## The request
Determine the number of lines in these entries that hold the word "trong". Give the number and nothing more.

-- BEGIN Working data --

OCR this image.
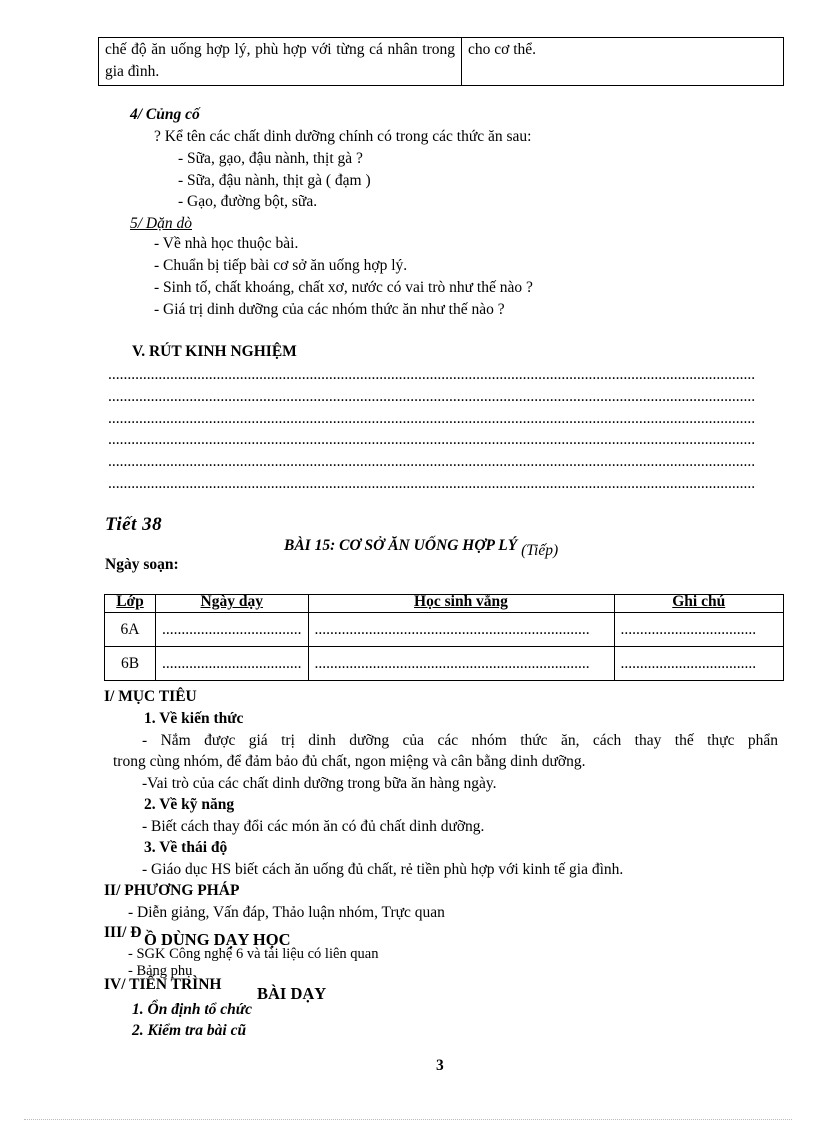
chế độ ăn uống hợp lý, phù hợp với từng cá nhân trong gia đình.	cho cơ thể.
4/ Củng cố
? Kể tên các chất dinh dưỡng chính có trong các thức ăn sau:
- Sữa, gạo, đậu nành, thịt gà ?
- Sữa, đậu nành, thịt gà ( đạm )
- Gạo, đường bột, sữa.
5/ Dặn dò
- Về nhà học thuộc bài.
- Chuẩn bị tiếp bài cơ sở ăn uống hợp lý.
- Sinh tố, chất khoáng, chất xơ, nước có vai trò như thế nào ?
- Giá trị dinh dưỡng của các nhóm thức ăn như thế nào ?
V. RÚT KINH NGHIỆM
.......................................................................................................................................................................
.......................................................................................................................................................................
.......................................................................................................................................................................
.......................................................................................................................................................................
.......................................................................................................................................................................
.......................................................................................................................................................................
Tiết 38
BÀI 15: CƠ SỞ ĂN UỐNG HỢP LÝ (Tiếp)
Ngày soạn:
Lớp	Ngày dạy	Học sinh vắng	Ghi chú
6A	....................................	.......................................................................	...................................
6B	....................................	.......................................................................	...................................
I/ MỤC TIÊU
1. Về kiến thức
- Nắm được giá trị dinh dưỡng của các nhóm thức ăn, cách thay thế thực phẩn
trong cùng nhóm, để đảm bảo đủ chất, ngon miệng và cân bằng dinh dưỡng.
-Vai trò của các chất dinh dưỡng trong bữa ăn hàng ngày.
2. Về kỹ năng
- Biết cách thay đổi các món ăn có đủ chất dinh dưỡng.
3. Về thái độ
- Giáo dục HS biết cách ăn uống đủ chất, rẻ tiền phù hợp với kinh tế gia đình.
II/ PHƯƠNG PHÁP
- Diễn giảng, Vấn đáp, Thảo luận nhóm, Trực quan
III/ Đ Ồ DÙNG DẠY HỌC
- SGK Công nghệ 6 và tài liệu có liên quan
- Bảng phụ
IV/ TIẾN TRÌNH BÀI DẠY
1. Ổn định tổ chức
2. Kiểm tra bài cũ
3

-- END Working data --

## Written solution
4